→ SHORT EXERCISE
Copy each line that holds "counts".

→ EXERCISE INPUTS
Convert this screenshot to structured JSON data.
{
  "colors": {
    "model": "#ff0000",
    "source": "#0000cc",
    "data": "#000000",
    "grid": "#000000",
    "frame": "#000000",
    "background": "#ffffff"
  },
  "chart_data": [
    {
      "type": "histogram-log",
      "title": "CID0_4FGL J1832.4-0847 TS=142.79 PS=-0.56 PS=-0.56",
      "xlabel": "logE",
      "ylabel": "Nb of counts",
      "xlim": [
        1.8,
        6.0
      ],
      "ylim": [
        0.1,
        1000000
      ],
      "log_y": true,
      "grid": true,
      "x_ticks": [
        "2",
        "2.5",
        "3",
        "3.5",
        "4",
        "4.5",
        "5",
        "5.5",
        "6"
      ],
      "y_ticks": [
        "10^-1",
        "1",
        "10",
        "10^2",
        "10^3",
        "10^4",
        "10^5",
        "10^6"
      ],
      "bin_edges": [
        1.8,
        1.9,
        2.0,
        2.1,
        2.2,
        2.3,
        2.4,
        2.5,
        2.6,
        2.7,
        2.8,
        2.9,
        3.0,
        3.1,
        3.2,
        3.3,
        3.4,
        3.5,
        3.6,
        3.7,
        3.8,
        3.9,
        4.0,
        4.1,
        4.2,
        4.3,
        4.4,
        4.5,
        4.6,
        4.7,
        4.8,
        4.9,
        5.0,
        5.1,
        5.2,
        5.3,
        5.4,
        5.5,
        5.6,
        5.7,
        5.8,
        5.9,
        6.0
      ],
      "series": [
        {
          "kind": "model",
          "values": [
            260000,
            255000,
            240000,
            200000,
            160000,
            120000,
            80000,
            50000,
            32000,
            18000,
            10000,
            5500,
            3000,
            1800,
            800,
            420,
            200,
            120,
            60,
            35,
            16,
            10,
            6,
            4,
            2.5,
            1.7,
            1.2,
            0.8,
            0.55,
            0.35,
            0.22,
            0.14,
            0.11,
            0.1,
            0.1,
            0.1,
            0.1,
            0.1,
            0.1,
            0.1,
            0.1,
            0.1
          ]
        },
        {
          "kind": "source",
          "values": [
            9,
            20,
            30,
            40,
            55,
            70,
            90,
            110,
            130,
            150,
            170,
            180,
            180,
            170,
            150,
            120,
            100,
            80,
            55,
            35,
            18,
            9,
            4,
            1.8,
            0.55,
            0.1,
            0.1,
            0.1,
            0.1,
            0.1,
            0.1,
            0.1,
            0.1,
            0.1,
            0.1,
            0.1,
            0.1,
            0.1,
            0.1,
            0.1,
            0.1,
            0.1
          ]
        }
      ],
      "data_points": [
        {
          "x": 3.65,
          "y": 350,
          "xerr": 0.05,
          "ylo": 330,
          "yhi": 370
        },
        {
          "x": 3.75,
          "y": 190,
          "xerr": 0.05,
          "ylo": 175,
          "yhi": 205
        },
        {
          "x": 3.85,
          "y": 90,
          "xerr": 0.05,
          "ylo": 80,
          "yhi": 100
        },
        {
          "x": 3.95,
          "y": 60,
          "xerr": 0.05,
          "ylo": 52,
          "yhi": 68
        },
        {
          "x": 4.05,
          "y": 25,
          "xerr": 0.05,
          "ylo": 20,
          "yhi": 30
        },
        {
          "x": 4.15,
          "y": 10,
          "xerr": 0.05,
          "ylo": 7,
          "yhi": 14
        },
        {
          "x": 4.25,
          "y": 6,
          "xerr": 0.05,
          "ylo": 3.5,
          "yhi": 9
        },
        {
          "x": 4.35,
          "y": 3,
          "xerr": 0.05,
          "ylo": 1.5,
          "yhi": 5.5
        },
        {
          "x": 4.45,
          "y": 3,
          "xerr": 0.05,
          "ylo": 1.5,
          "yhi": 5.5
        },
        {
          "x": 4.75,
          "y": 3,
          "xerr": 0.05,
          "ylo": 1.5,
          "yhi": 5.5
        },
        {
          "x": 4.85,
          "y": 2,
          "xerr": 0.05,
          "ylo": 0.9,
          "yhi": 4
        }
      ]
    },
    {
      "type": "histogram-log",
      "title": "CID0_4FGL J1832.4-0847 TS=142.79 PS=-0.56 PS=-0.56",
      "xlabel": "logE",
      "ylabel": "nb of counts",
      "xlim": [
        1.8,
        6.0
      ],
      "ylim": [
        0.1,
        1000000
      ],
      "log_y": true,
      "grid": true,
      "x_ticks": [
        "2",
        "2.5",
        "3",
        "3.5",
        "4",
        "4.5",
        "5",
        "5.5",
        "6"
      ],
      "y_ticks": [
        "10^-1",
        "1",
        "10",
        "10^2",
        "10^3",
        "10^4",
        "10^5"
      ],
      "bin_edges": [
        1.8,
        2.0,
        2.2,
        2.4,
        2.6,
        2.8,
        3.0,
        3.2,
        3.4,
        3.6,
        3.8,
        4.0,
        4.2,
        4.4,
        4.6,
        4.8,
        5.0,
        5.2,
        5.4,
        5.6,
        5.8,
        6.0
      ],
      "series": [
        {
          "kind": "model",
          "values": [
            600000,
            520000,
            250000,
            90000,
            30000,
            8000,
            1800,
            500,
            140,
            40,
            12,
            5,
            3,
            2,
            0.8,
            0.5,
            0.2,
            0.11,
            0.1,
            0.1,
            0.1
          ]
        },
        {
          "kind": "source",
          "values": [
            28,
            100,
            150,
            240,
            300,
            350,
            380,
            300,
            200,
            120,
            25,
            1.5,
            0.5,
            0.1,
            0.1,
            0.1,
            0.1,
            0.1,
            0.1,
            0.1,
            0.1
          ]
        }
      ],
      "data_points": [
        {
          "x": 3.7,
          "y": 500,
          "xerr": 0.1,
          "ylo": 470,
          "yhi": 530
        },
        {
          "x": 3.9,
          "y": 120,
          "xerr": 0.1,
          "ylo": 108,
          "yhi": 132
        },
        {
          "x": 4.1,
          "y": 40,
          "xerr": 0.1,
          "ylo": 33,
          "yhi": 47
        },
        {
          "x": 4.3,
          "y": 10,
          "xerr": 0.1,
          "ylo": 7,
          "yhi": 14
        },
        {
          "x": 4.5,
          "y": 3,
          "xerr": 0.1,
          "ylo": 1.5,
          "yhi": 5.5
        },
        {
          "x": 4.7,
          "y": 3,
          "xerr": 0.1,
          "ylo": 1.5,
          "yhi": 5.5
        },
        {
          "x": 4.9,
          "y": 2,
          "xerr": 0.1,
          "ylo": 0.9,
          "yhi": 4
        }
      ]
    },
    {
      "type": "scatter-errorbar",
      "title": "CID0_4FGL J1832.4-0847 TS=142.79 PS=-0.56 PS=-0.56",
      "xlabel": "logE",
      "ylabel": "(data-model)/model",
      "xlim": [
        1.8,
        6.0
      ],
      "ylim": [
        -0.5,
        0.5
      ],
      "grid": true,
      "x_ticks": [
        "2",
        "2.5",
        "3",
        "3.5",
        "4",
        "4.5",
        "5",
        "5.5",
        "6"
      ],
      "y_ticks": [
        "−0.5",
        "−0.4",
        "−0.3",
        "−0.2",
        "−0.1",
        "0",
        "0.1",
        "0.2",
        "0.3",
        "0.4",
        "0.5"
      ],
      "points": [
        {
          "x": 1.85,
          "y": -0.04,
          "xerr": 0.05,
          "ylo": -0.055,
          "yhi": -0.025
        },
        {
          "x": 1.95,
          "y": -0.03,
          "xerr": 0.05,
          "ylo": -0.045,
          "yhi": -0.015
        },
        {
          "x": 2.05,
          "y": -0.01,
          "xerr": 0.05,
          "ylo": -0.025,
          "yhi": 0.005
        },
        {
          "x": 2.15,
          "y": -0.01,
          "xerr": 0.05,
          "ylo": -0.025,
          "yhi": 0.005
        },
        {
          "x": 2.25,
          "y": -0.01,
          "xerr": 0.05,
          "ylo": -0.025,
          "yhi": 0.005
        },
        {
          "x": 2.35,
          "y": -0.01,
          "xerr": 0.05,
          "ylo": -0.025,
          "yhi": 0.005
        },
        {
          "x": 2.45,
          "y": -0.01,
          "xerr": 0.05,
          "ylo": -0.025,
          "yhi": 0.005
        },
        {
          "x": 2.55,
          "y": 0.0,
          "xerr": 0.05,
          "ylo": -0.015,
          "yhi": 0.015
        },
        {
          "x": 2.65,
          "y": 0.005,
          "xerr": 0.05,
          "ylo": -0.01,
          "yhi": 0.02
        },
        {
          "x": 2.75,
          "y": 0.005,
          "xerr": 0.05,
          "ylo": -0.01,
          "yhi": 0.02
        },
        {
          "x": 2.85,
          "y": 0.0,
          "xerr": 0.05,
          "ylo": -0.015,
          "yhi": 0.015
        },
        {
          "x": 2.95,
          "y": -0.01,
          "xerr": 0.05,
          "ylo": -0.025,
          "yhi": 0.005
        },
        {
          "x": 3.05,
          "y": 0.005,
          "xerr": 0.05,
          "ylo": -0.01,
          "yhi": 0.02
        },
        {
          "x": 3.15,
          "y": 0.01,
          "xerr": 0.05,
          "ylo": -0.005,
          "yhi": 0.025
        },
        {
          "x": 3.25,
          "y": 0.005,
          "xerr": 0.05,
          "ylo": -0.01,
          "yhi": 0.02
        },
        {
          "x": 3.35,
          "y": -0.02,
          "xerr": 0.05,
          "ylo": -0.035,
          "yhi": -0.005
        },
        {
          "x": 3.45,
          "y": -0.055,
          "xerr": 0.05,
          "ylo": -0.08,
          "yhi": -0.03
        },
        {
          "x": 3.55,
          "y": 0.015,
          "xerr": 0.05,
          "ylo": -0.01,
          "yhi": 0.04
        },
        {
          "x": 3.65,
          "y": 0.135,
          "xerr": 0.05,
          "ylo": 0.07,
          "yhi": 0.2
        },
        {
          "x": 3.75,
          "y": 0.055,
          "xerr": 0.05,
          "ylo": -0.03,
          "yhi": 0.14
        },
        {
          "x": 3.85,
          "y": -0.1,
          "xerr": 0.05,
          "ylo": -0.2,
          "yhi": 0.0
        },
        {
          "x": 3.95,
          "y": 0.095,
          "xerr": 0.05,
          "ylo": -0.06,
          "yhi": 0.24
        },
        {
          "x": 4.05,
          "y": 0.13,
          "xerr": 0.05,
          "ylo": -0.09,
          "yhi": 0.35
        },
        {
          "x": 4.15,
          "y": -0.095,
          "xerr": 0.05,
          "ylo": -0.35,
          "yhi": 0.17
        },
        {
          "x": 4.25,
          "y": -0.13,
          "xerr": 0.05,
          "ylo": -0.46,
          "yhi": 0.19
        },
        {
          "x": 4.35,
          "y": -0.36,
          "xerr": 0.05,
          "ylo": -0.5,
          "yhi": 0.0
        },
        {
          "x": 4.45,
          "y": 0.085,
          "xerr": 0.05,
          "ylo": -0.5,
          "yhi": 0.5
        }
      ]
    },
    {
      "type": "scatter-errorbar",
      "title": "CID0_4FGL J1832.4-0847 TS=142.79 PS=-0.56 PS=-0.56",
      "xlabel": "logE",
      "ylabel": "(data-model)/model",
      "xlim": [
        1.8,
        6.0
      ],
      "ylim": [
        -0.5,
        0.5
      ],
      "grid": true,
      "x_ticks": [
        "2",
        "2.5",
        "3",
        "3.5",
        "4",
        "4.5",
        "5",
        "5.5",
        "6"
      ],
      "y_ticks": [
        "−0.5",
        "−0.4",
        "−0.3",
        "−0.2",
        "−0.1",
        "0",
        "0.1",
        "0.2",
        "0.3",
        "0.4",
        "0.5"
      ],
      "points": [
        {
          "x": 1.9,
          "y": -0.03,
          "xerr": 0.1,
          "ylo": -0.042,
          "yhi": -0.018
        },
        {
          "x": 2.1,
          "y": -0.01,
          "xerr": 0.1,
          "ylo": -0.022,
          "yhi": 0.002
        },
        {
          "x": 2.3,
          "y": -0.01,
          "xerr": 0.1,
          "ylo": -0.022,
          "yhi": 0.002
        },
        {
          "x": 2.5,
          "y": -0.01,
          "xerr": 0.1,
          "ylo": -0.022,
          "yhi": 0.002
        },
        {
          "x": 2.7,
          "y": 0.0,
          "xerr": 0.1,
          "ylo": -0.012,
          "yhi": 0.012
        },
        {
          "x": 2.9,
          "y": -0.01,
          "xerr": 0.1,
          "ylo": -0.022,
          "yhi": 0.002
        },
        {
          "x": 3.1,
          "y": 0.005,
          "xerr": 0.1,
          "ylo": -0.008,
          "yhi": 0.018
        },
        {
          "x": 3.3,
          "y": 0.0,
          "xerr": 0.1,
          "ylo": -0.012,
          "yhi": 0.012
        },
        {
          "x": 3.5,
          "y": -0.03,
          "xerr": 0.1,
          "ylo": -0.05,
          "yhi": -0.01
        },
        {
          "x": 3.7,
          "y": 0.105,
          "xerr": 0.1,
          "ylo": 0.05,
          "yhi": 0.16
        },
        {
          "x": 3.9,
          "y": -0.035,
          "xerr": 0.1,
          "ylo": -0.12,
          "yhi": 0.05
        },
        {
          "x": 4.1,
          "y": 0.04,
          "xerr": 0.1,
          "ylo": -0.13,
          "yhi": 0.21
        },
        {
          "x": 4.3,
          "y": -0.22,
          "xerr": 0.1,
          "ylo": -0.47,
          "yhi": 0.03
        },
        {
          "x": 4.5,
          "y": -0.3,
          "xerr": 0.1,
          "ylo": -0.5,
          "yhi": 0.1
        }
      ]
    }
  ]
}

→ CORRECT RESULT
      "ylabel": "Nb of counts",
      "ylabel": "nb of counts",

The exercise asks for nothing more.